● **Instructions for the task**: Copy the data exactly; pictures stay out of the copy.

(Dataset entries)
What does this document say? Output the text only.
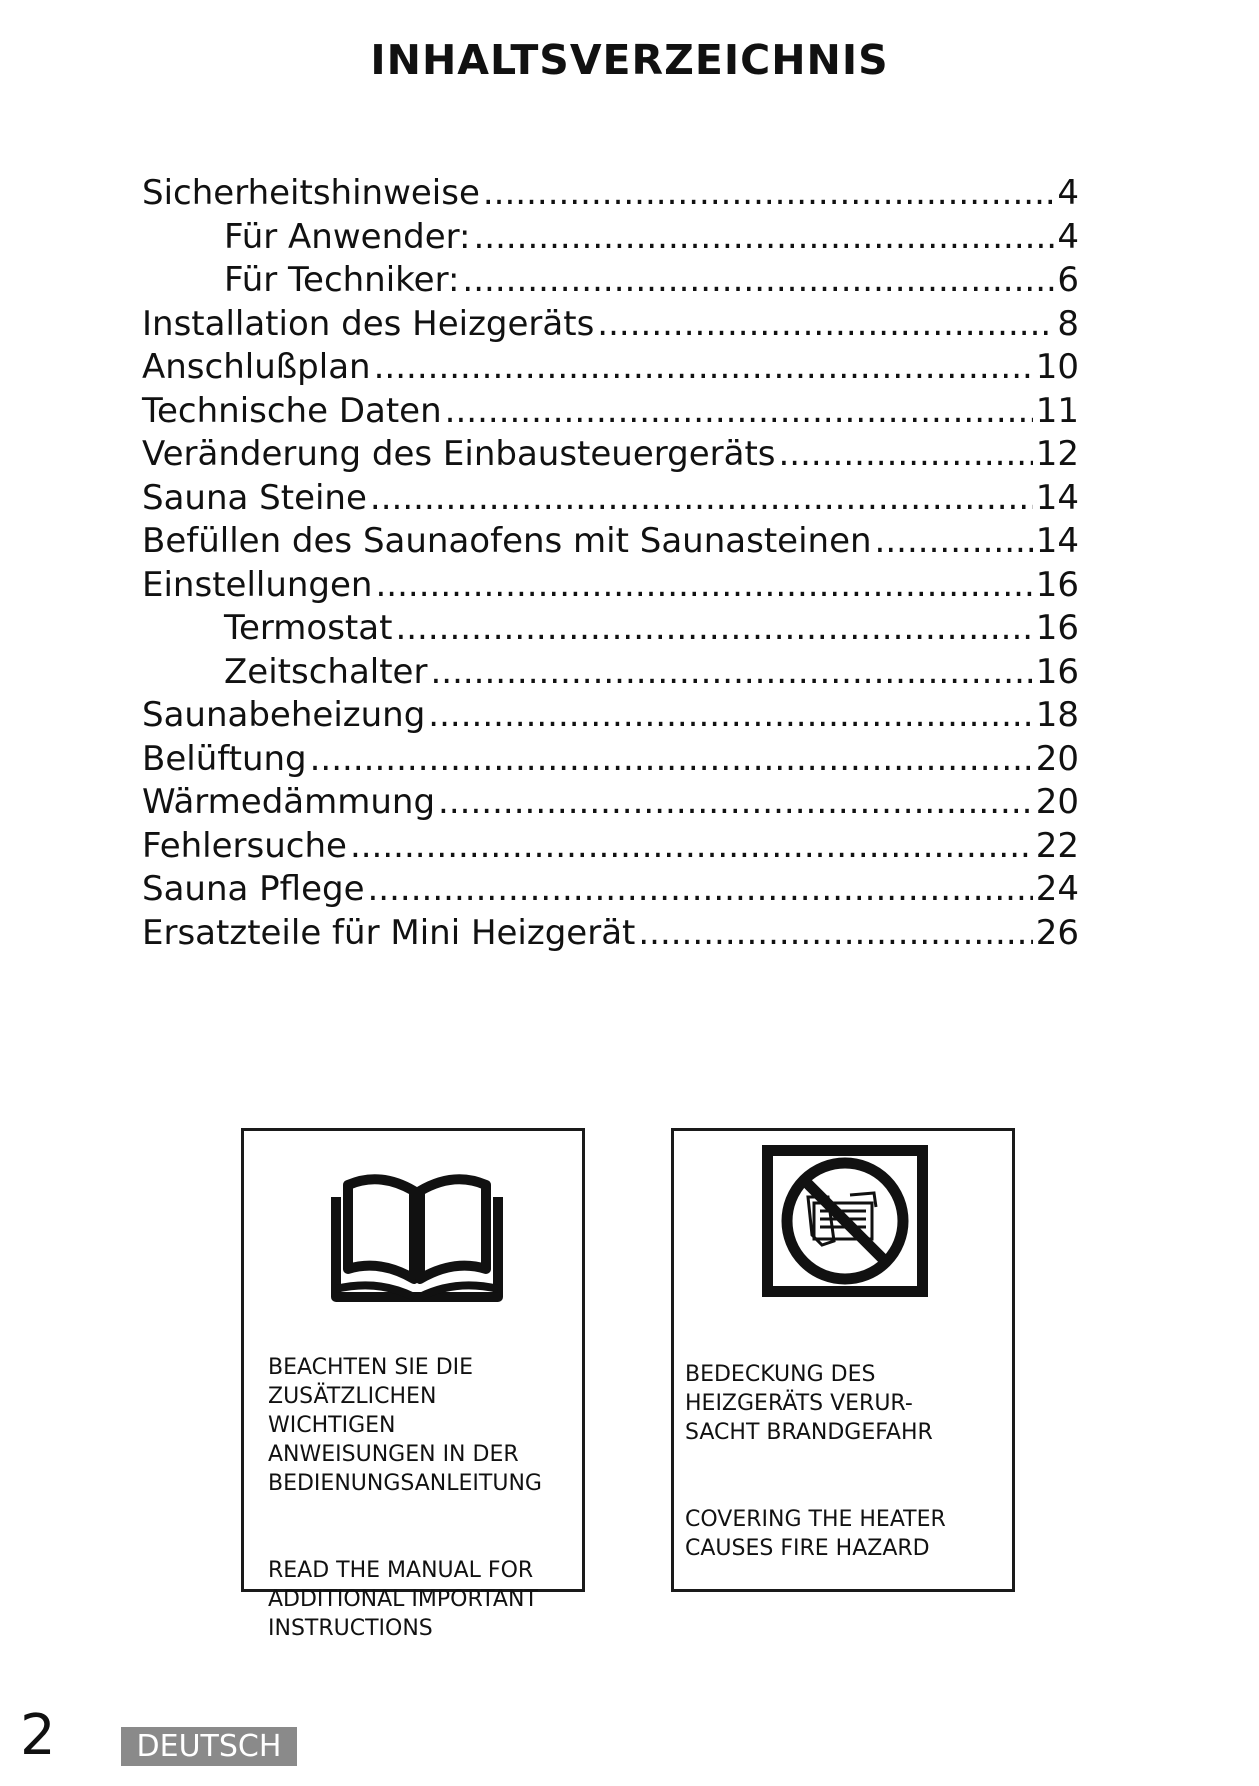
INHALTSVERZEICHNIS
Sicherheitshinweise .....	4
Für Anwender: .....	4
Für Techniker: .....	6
Installation des Heizgeräts .....	8
Anschlußplan .....	10
Technische Daten .....	11
Veränderung des Einbausteuergeräts .....	12
Sauna Steine .....	14
Befüllen des Saunaofens mit Saunasteinen .....	14
Einstellungen .....	16
Termostat .....	16
Zeitschalter .....	16
Saunabeheizung .....	18
Belüftung .....	20
Wärmedämmung .....	20
Fehlersuche .....	22
Sauna Pflege .....	24
Ersatzteile für Mini Heizgerät .....	26

BEACHTEN SIE DIE
ZUSÄTZLICHEN
WICHTIGEN
ANWEISUNGEN IN DER
BEDIENUNGSANLEITUNG

READ THE MANUAL FOR
ADDITIONAL IMPORTANT
INSTRUCTIONS

BEDECKUNG DES
HEIZGERÄTS VERUR-
SACHT BRANDGEFAHR

COVERING THE HEATER
CAUSES FIRE HAZARD

2	DEUTSCH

● **Answer to the problem**:
What does this document say? Output the text only.
INHALTSVERZEICHNIS
Sicherheitshinweise .....	4
Für Anwender: .....	4
Für Techniker: .....	6
Installation des Heizgeräts .....	8
Anschlußplan .....	10
Technische Daten .....	11
Veränderung des Einbausteuergeräts .....	12
Sauna Steine .....	14
Befüllen des Saunaofens mit Saunasteinen .....	14
Einstellungen .....	16
Termostat .....	16
Zeitschalter .....	16
Saunabeheizung .....	18
Belüftung .....	20
Wärmedämmung .....	20
Fehlersuche .....	22
Sauna Pflege .....	24
Ersatzteile für Mini Heizgerät .....	26

BEACHTEN SIE DIE
ZUSÄTZLICHEN
WICHTIGEN
ANWEISUNGEN IN DER
BEDIENUNGSANLEITUNG

READ THE MANUAL FOR
ADDITIONAL IMPORTANT
INSTRUCTIONS

BEDECKUNG DES
HEIZGERÄTS VERUR-
SACHT BRANDGEFAHR

COVERING THE HEATER
CAUSES FIRE HAZARD

2	DEUTSCH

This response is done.